• Task directions
Go through the data below line by line and count those containing the word "text". Reply with the count only.

• Extracted information
____

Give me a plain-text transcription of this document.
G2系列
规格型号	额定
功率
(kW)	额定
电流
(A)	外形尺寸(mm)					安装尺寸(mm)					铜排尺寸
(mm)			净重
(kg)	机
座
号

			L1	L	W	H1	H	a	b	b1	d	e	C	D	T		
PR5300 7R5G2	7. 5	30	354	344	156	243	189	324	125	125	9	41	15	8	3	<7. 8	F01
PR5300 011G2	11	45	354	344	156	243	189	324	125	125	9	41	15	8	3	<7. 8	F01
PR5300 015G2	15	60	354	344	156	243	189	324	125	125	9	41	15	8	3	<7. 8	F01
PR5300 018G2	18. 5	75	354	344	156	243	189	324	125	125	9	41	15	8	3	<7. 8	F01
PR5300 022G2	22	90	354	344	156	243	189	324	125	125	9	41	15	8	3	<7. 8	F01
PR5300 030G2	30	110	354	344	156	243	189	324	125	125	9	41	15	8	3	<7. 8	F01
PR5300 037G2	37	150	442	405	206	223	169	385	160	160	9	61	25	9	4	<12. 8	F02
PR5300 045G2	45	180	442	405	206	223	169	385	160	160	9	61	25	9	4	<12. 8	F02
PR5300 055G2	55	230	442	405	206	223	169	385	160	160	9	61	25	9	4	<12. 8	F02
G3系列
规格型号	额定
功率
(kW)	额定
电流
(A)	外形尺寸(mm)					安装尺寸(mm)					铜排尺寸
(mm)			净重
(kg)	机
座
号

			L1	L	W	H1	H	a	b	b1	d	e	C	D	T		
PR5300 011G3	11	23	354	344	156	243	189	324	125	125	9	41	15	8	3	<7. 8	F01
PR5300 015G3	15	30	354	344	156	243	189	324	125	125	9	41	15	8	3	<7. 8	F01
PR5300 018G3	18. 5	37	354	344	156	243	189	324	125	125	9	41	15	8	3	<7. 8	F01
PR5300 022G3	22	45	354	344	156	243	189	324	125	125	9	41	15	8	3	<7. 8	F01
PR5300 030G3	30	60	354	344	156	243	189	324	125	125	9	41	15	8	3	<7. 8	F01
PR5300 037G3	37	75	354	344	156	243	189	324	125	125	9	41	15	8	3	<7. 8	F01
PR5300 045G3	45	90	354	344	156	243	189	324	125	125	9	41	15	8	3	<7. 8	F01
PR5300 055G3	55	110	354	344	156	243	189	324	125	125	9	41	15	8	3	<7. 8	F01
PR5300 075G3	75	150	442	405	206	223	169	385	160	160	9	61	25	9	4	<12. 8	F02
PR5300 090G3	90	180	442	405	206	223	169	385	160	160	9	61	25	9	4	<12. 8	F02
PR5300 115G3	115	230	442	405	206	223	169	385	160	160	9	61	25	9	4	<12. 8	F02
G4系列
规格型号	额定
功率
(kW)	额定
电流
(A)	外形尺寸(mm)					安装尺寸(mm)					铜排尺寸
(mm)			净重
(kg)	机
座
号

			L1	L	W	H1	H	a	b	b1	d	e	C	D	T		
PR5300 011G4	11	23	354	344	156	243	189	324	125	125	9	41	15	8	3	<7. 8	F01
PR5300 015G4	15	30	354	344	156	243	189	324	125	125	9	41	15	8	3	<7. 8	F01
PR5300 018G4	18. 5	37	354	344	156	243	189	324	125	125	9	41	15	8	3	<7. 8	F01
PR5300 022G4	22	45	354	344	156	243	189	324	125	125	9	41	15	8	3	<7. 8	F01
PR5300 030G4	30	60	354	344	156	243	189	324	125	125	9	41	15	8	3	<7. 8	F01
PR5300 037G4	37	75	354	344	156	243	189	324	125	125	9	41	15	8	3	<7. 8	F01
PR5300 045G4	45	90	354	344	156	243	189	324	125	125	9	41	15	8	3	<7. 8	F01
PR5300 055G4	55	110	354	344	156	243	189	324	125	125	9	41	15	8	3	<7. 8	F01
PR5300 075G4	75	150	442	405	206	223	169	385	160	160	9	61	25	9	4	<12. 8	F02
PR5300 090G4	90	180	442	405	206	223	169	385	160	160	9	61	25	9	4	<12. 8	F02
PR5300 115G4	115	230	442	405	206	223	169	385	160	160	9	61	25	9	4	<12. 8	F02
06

____

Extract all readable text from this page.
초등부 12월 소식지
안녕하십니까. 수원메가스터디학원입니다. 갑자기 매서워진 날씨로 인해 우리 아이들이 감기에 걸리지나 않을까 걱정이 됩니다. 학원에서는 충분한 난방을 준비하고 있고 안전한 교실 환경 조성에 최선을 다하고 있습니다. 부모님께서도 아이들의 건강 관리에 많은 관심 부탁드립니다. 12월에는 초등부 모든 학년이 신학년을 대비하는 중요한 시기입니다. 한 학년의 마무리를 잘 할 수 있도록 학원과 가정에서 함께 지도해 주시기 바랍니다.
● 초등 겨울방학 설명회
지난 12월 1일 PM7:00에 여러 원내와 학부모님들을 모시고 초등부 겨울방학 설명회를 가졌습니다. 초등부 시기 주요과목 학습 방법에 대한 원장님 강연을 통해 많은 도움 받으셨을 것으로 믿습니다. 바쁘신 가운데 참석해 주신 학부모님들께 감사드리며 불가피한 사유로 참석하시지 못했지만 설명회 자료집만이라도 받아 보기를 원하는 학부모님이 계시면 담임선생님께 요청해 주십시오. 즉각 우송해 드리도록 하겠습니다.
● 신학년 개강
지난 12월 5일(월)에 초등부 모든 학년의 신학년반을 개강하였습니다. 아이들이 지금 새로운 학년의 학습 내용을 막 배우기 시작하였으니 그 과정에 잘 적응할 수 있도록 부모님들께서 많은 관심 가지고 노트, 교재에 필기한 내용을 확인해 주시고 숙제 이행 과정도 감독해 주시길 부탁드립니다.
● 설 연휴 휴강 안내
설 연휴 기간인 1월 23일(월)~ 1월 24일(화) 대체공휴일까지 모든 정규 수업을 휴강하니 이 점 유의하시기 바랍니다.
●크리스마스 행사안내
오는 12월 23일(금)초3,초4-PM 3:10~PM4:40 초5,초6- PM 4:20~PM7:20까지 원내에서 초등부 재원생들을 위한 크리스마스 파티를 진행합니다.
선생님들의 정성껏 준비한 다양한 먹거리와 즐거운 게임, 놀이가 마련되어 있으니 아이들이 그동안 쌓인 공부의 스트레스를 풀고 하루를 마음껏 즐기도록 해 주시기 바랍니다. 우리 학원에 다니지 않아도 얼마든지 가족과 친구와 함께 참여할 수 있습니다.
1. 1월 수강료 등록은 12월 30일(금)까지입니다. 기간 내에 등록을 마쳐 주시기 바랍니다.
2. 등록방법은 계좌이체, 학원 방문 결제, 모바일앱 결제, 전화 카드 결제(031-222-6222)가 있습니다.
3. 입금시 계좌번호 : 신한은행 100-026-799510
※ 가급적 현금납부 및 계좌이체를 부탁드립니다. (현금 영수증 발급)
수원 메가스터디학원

____

• Written solution
2